══ Exercise inputs

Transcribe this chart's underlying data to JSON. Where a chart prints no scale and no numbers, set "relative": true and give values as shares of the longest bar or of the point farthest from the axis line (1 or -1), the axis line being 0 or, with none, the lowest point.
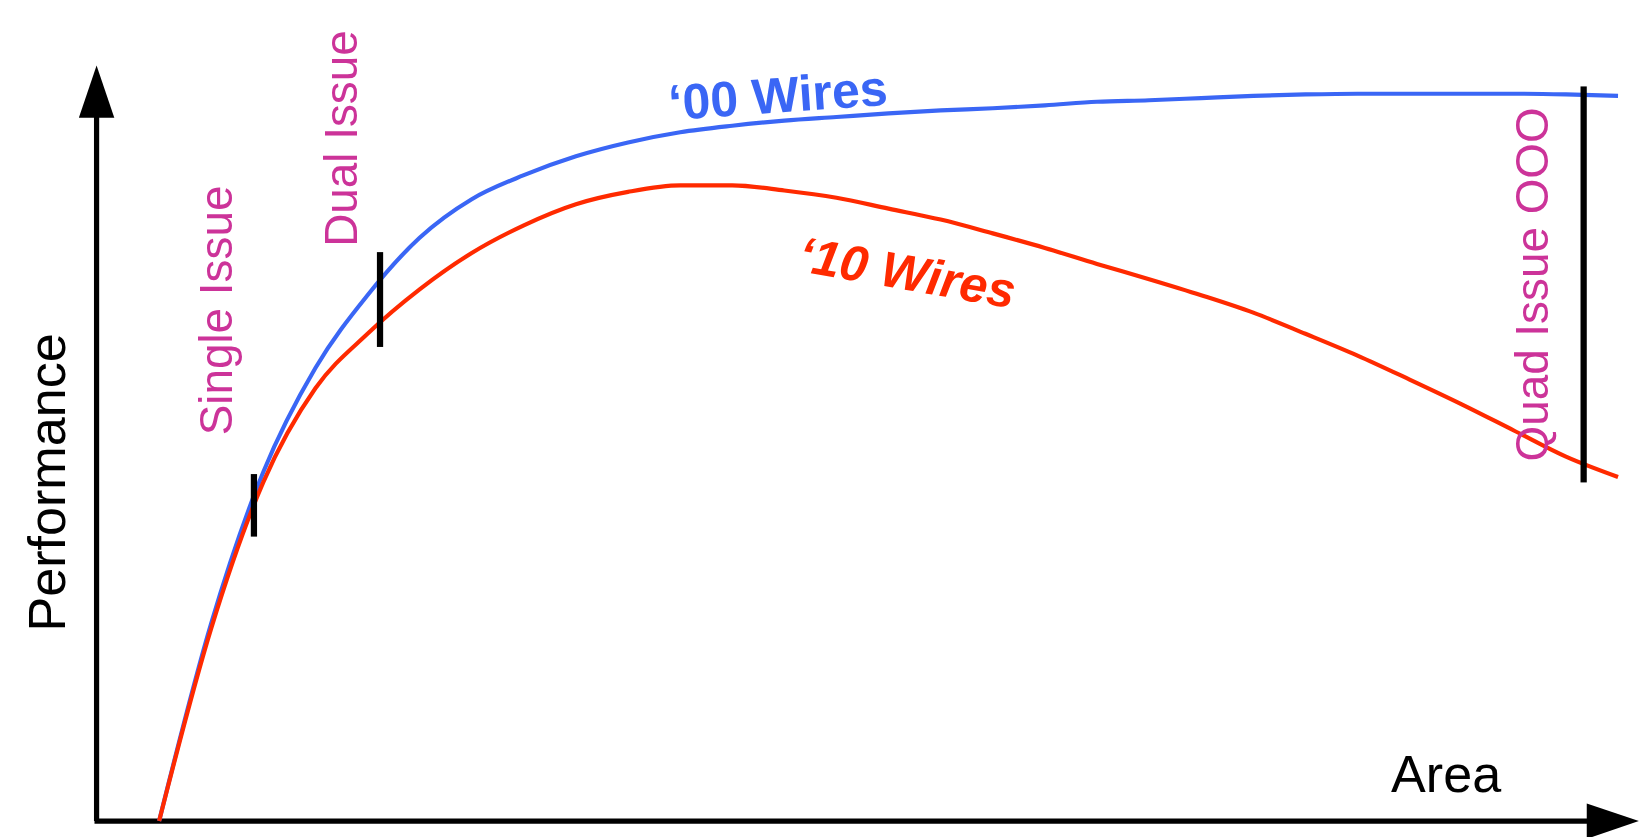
{
  "chart_data": {
    "type": "line",
    "relative": true,
    "xlabel": "Area",
    "ylabel": "Performance",
    "marker": "none",
    "line_style": "solid",
    "categories": [
      null,
      null,
      null,
      null,
      null,
      null,
      null,
      null,
      null,
      null,
      null,
      null,
      null,
      null,
      null,
      null,
      null,
      null,
      null,
      null,
      null,
      null,
      null,
      null,
      null,
      null,
      null,
      null,
      null
    ],
    "series": [
      {
        "name": "‘00 Wires",
        "color": "#3a66f5",
        "values": [
          0,
          0.272,
          0.48,
          0.623,
          0.723,
          0.802,
          0.855,
          0.888,
          0.914,
          0.933,
          0.947,
          0.956,
          0.963,
          0.968,
          0.973,
          0.977,
          0.98,
          0.984,
          0.989,
          0.991,
          0.994,
          0.997,
          0.999,
          1,
          1,
          1,
          1,
          0.999,
          0.997
        ]
      },
      {
        "name": "‘10 Wires",
        "color": "#ff2a00",
        "values": [
          0,
          0.265,
          0.466,
          0.595,
          0.67,
          0.731,
          0.781,
          0.819,
          0.848,
          0.865,
          0.874,
          0.874,
          0.867,
          0.857,
          0.842,
          0.827,
          0.808,
          0.788,
          0.766,
          0.745,
          0.723,
          0.699,
          0.67,
          0.64,
          0.607,
          0.573,
          0.537,
          0.501,
          0.473
        ]
      }
    ],
    "annotations": [
      "Single Issue",
      "Dual Issue",
      "Quad Issue OOO"
    ]
  }
}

════

> _Written task_:
From start to finish, output the listing exactly, but omit its pictures.

> _Task result_:
Transcribe this chart's underlying data to JSON. Where a chart prints no scale and no numbers, set "relative": true and give values as shares of the longest bar or of the point farthest from the axis line (1 or -1), the axis line being 0 or, with none, the lowest point.
{
  "chart_data": {
    "type": "line",
    "relative": true,
    "xlabel": "Area",
    "ylabel": "Performance",
    "marker": "none",
    "line_style": "solid",
    "categories": [
      null,
      null,
      null,
      null,
      null,
      null,
      null,
      null,
      null,
      null,
      null,
      null,
      null,
      null,
      null,
      null,
      null,
      null,
      null,
      null,
      null,
      null,
      null,
      null,
      null,
      null,
      null,
      null,
      null
    ],
    "series": [
      {
        "name": "‘00 Wires",
        "color": "#3a66f5",
        "values": [
          0,
          0.272,
          0.48,
          0.623,
          0.723,
          0.802,
          0.855,
          0.888,
          0.914,
          0.933,
          0.947,
          0.956,
          0.963,
          0.968,
          0.973,
          0.977,
          0.98,
          0.984,
          0.989,
          0.991,
          0.994,
          0.997,
          0.999,
          1,
          1,
          1,
          1,
          0.999,
          0.997
        ]
      },
      {
        "name": "‘10 Wires",
        "color": "#ff2a00",
        "values": [
          0,
          0.265,
          0.466,
          0.595,
          0.67,
          0.731,
          0.781,
          0.819,
          0.848,
          0.865,
          0.874,
          0.874,
          0.867,
          0.857,
          0.842,
          0.827,
          0.808,
          0.788,
          0.766,
          0.745,
          0.723,
          0.699,
          0.67,
          0.64,
          0.607,
          0.573,
          0.537,
          0.501,
          0.473
        ]
      }
    ],
    "annotations": [
      "Single Issue",
      "Dual Issue",
      "Quad Issue OOO"
    ]
  }
}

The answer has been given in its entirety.